_SHORT EXERCISE_
Output the data exactly, with every line intact.
───── ENTRIES SHOWN
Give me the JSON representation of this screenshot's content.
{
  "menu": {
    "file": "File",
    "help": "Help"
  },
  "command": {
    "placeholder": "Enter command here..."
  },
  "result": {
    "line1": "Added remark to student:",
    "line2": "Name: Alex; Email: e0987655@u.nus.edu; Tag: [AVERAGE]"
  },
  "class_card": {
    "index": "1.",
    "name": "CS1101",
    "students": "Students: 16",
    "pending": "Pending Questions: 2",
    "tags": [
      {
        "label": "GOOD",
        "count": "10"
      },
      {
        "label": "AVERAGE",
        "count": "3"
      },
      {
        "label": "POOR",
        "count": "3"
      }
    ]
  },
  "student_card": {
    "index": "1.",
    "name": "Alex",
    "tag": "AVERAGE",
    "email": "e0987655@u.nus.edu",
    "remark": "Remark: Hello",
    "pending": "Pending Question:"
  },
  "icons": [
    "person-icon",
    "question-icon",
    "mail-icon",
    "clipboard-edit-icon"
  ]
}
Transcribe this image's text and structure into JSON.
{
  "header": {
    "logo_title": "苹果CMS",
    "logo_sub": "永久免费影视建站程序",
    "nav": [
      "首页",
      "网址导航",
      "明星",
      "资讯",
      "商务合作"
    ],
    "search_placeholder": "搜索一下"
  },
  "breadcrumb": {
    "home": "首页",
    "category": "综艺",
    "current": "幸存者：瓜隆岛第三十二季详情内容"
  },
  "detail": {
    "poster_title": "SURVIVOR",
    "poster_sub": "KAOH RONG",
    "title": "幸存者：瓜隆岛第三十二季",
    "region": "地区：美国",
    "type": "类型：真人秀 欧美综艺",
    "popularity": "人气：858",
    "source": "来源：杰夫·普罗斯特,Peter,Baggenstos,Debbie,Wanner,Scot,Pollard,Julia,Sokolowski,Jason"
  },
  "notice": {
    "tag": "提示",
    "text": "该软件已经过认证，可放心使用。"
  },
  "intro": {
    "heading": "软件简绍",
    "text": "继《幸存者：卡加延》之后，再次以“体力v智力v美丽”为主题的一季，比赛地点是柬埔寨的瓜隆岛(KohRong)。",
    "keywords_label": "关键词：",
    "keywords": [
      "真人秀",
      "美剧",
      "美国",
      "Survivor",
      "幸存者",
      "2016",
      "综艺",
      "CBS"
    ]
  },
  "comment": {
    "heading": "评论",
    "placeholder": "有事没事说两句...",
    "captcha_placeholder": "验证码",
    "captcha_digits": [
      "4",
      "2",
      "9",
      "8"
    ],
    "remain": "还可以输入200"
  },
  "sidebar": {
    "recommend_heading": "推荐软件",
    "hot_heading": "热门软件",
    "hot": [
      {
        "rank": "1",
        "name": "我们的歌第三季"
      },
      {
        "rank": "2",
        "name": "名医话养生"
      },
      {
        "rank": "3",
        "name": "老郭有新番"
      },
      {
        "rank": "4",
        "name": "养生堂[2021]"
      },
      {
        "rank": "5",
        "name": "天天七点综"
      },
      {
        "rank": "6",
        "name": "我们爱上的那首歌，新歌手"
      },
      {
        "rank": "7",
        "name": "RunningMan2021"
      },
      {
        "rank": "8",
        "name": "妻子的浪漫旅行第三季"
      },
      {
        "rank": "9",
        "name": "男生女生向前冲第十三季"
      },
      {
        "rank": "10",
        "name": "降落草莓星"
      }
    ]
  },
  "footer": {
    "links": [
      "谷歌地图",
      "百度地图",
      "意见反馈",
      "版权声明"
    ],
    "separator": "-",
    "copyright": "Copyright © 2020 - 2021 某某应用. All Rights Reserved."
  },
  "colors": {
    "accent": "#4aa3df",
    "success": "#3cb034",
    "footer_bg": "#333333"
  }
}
──────────
_TASK ANSWER_
Give me the JSON representation of this screenshot's content.
{
  "menu": {
    "file": "File",
    "help": "Help"
  },
  "command": {
    "placeholder": "Enter command here..."
  },
  "result": {
    "line1": "Added remark to student:",
    "line2": "Name: Alex; Email: e0987655@u.nus.edu; Tag: [AVERAGE]"
  },
  "class_card": {
    "index": "1.",
    "name": "CS1101",
    "students": "Students: 16",
    "pending": "Pending Questions: 2",
    "tags": [
      {
        "label": "GOOD",
        "count": "10"
      },
      {
        "label": "AVERAGE",
        "count": "3"
      },
      {
        "label": "POOR",
        "count": "3"
      }
    ]
  },
  "student_card": {
    "index": "1.",
    "name": "Alex",
    "tag": "AVERAGE",
    "email": "e0987655@u.nus.edu",
    "remark": "Remark: Hello",
    "pending": "Pending Question:"
  },
  "icons": [
    "person-icon",
    "question-icon",
    "mail-icon",
    "clipboard-edit-icon"
  ]
}
Transcribe this image's text and structure into JSON.
{
  "header": {
    "logo_title": "苹果CMS",
    "logo_sub": "永久免费影视建站程序",
    "nav": [
      "首页",
      "网址导航",
      "明星",
      "资讯",
      "商务合作"
    ],
    "search_placeholder": "搜索一下"
  },
  "breadcrumb": {
    "home": "首页",
    "category": "综艺",
    "current": "幸存者：瓜隆岛第三十二季详情内容"
  },
  "detail": {
    "poster_title": "SURVIVOR",
    "poster_sub": "KAOH RONG",
    "title": "幸存者：瓜隆岛第三十二季",
    "region": "地区：美国",
    "type": "类型：真人秀 欧美综艺",
    "popularity": "人气：858",
    "source": "来源：杰夫·普罗斯特,Peter,Baggenstos,Debbie,Wanner,Scot,Pollard,Julia,Sokolowski,Jason"
  },
  "notice": {
    "tag": "提示",
    "text": "该软件已经过认证，可放心使用。"
  },
  "intro": {
    "heading": "软件简绍",
    "text": "继《幸存者：卡加延》之后，再次以“体力v智力v美丽”为主题的一季，比赛地点是柬埔寨的瓜隆岛(KohRong)。",
    "keywords_label": "关键词：",
    "keywords": [
      "真人秀",
      "美剧",
      "美国",
      "Survivor",
      "幸存者",
      "2016",
      "综艺",
      "CBS"
    ]
  },
  "comment": {
    "heading": "评论",
    "placeholder": "有事没事说两句...",
    "captcha_placeholder": "验证码",
    "captcha_digits": [
      "4",
      "2",
      "9",
      "8"
    ],
    "remain": "还可以输入200"
  },
  "sidebar": {
    "recommend_heading": "推荐软件",
    "hot_heading": "热门软件",
    "hot": [
      {
        "rank": "1",
        "name": "我们的歌第三季"
      },
      {
        "rank": "2",
        "name": "名医话养生"
      },
      {
        "rank": "3",
        "name": "老郭有新番"
      },
      {
        "rank": "4",
        "name": "养生堂[2021]"
      },
      {
        "rank": "5",
        "name": "天天七点综"
      },
      {
        "rank": "6",
        "name": "我们爱上的那首歌，新歌手"
      },
      {
        "rank": "7",
        "name": "RunningMan2021"
      },
      {
        "rank": "8",
        "name": "妻子的浪漫旅行第三季"
      },
      {
        "rank": "9",
        "name": "男生女生向前冲第十三季"
      },
      {
        "rank": "10",
        "name": "降落草莓星"
      }
    ]
  },
  "footer": {
    "links": [
      "谷歌地图",
      "百度地图",
      "意见反馈",
      "版权声明"
    ],
    "separator": "-",
    "copyright": "Copyright © 2020 - 2021 某某应用. All Rights Reserved."
  },
  "colors": {
    "accent": "#4aa3df",
    "success": "#3cb034",
    "footer_bg": "#333333"
  }
}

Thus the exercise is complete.